Given request -
Read the records below and copy each line that contains "analysis".
** Start Extracted information **
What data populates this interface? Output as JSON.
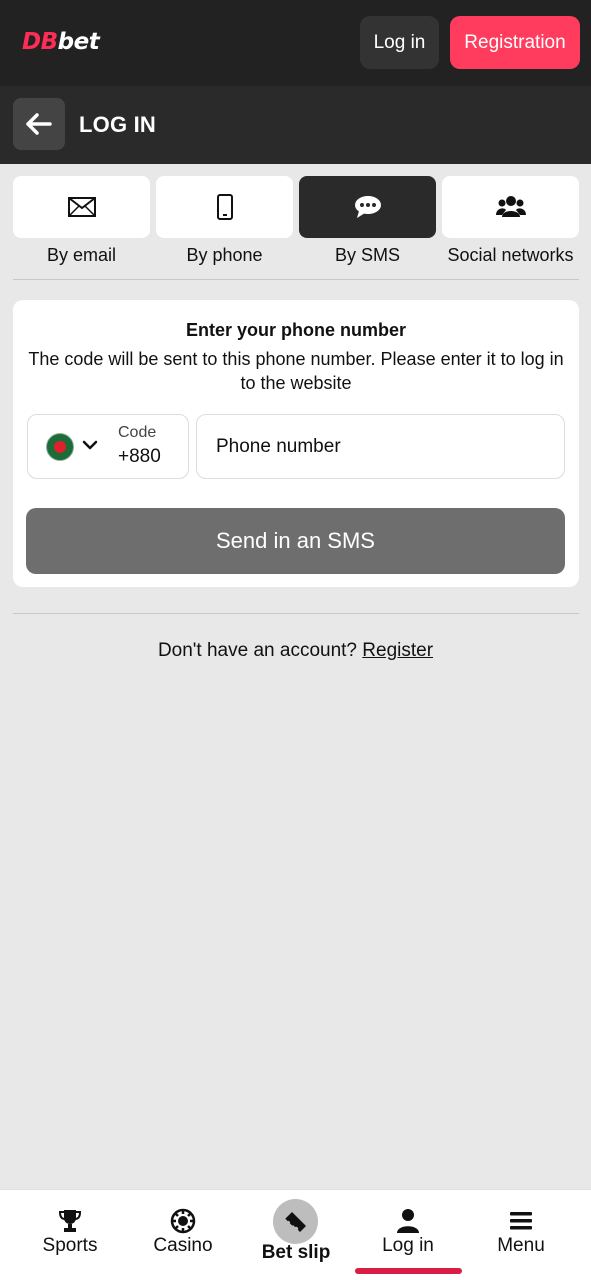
{
  "header": {
    "logo_part1": "DB",
    "logo_part2": "bet",
    "login_label": "Log in",
    "registration_label": "Registration"
  },
  "subheader": {
    "title": "LOG IN"
  },
  "tabs": [
    {
      "label": "By email",
      "icon": "envelope-icon",
      "active": false
    },
    {
      "label": "By phone",
      "icon": "smartphone-icon",
      "active": false
    },
    {
      "label": "By SMS",
      "icon": "chat-bubble-icon",
      "active": true
    },
    {
      "label": "Social networks",
      "icon": "users-group-icon",
      "active": false
    }
  ],
  "form": {
    "title": "Enter your phone number",
    "description": "The code will be sent to this phone number. Please enter it to log in to the website",
    "code_label": "Code",
    "code_value": "+880",
    "flag": "bangladesh-flag-icon",
    "phone_placeholder": "Phone number",
    "submit_label": "Send in an SMS"
  },
  "footer_prompt": {
    "text": "Don't have an account?",
    "link": "Register"
  },
  "bottom_nav": [
    {
      "label": "Sports",
      "icon": "trophy-icon"
    },
    {
      "label": "Casino",
      "icon": "casino-chip-icon"
    },
    {
      "label": "Bet slip",
      "icon": "ticket-icon"
    },
    {
      "label": "Log in",
      "icon": "user-icon",
      "active": true
    },
    {
      "label": "Menu",
      "icon": "hamburger-menu-icon"
    }
  ],
  "colors": {
    "accent": "#ff3b5e",
    "active_underline": "#d81e45",
    "header_bg": "#222222",
    "submit_disabled": "#6e6e6e"
  }
}
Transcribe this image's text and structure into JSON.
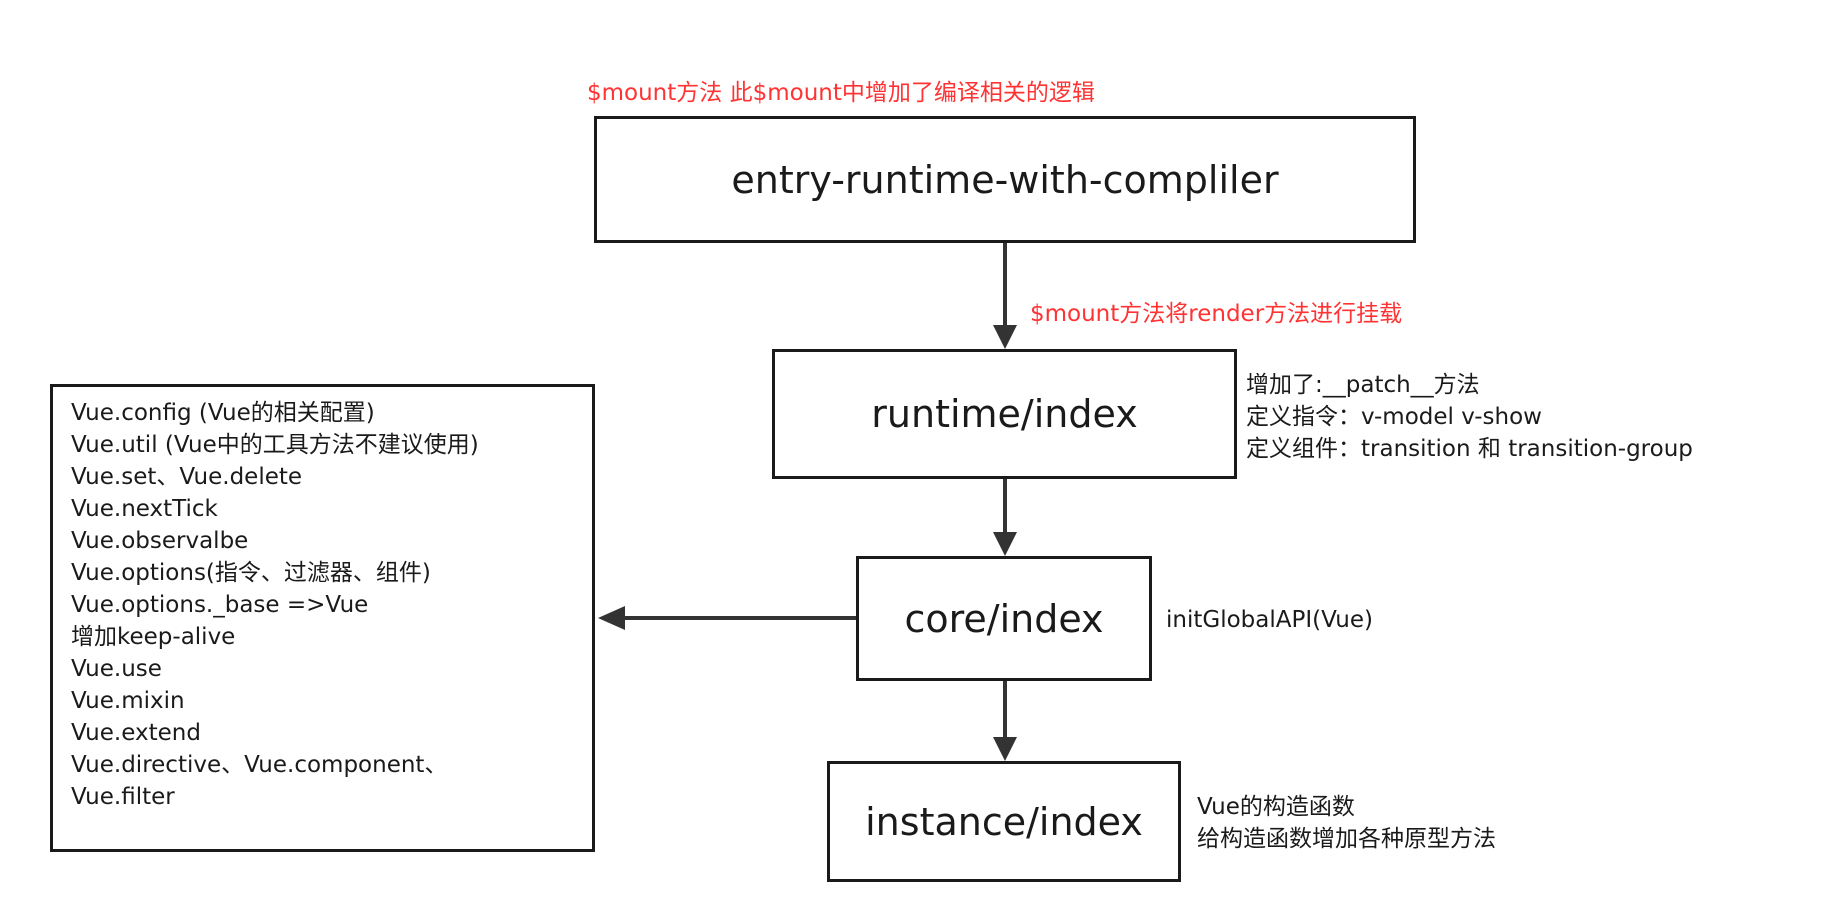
{
  "nodes": {
    "entry": "entry-runtime-with-compliler",
    "runtime": "runtime/index",
    "core": "core/index",
    "instance": "instance/index"
  },
  "annotations": {
    "top": "$mount方法 此$mount中增加了编译相关的逻辑",
    "mid": "$mount方法将render方法进行挂载",
    "runtime": [
      "增加了:__patch__方法",
      "定义指令：v-model v-show",
      "定义组件：transition 和 transition-group"
    ],
    "core": "initGlobalAPI(Vue)",
    "instance": [
      "Vue的构造函数",
      "给构造函数增加各种原型方法"
    ]
  },
  "api_list": [
    "Vue.config (Vue的相关配置)",
    "Vue.util (Vue中的工具方法不建议使用)",
    "Vue.set、Vue.delete",
    "Vue.nextTick",
    "Vue.observalbe",
    "Vue.options(指令、过滤器、组件)",
    "Vue.options._base =>Vue",
    "增加keep-alive",
    "Vue.use",
    "Vue.mixin",
    "Vue.extend",
    "Vue.directive、Vue.component、",
    "Vue.filter"
  ],
  "colors": {
    "annotation_red": "#ff3333",
    "stroke": "#1a1a1a",
    "text": "#1a1a1a"
  }
}
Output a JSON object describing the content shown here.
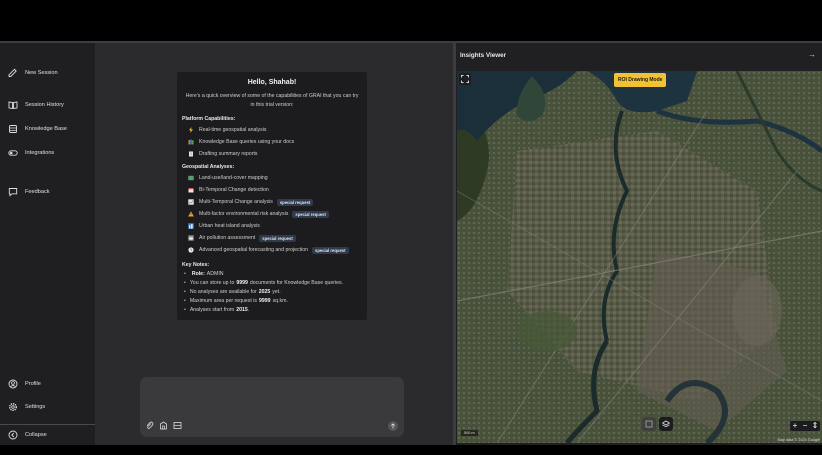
{
  "sidebar": {
    "items": [
      {
        "label": "New Session",
        "icon": "edit-icon"
      },
      {
        "label": "Session History",
        "icon": "book-icon"
      },
      {
        "label": "Knowledge Base",
        "icon": "database-icon"
      },
      {
        "label": "Integrations",
        "icon": "toggle-icon"
      },
      {
        "label": "Feedback",
        "icon": "message-icon"
      }
    ],
    "bottom": [
      {
        "label": "Profile",
        "icon": "user-icon"
      },
      {
        "label": "Settings",
        "icon": "gear-icon"
      },
      {
        "label": "Collapse",
        "icon": "arrow-left-icon"
      }
    ]
  },
  "welcome": {
    "title": "Hello, Shahab!",
    "intro": "Here's a quick overview of some of the capabilities of GRAI that you can try in this trial version:",
    "platform_heading": "Platform Capabilities:",
    "platform": [
      {
        "label": "Real-time geospatial analysis",
        "icon": "bolt-icon"
      },
      {
        "label": "Knowledge Base queries using your docs",
        "icon": "books-icon"
      },
      {
        "label": "Drafting summary reports",
        "icon": "document-icon"
      }
    ],
    "geo_heading": "Geospatial Analyses:",
    "geo": [
      {
        "label": "Land-use/land-cover mapping",
        "icon": "map-icon",
        "badge": ""
      },
      {
        "label": "Bi-Temporal Change detection",
        "icon": "calendar-icon",
        "badge": ""
      },
      {
        "label": "Multi-Temporal Change analysis",
        "icon": "chart-icon",
        "badge": "special request"
      },
      {
        "label": "Multi-factor environmental risk analysis",
        "icon": "warning-icon",
        "badge": "special request"
      },
      {
        "label": "Urban heat island analysis",
        "icon": "city-icon",
        "badge": ""
      },
      {
        "label": "Air pollution assessment",
        "icon": "cloud-icon",
        "badge": "special request"
      },
      {
        "label": "Advanced geospatial forecasting and projection",
        "icon": "forecast-icon",
        "badge": "special request"
      }
    ],
    "notes_heading": "Key Notes:",
    "notes": {
      "role_label": "Role:",
      "role_value": "ADMIN",
      "docs_pre": "You can store up to",
      "docs_num": "9999",
      "docs_post": "documents for Knowledge Base queries.",
      "analyses_pre": "No analyses are available for",
      "analyses_year": "2025",
      "analyses_post": "yet.",
      "area_pre": "Maximum area per request is",
      "area_num": "9999",
      "area_post": "sq.km.",
      "start_pre": "Analyses start from",
      "start_year": "2015",
      "start_post": "."
    }
  },
  "composer": {
    "icons": [
      "paperclip-icon",
      "building-icon",
      "table-icon",
      "send-arrow-icon"
    ]
  },
  "viewer": {
    "title": "Insights Viewer",
    "collapse_glyph": "→",
    "roi_label": "ROI Drawing Mode",
    "scale_label": "500 m",
    "attribution": "Map data © 2024 Google",
    "zoom_in": "+",
    "zoom_out": "−",
    "compass": "⇕"
  }
}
** End Extracted information **
Output below -
        "label": "Real-time geospatial analysis",
        "label": "Multi-Temporal Change analysis",
        "label": "Multi-factor environmental risk analysis",
        "label": "Urban heat island analysis",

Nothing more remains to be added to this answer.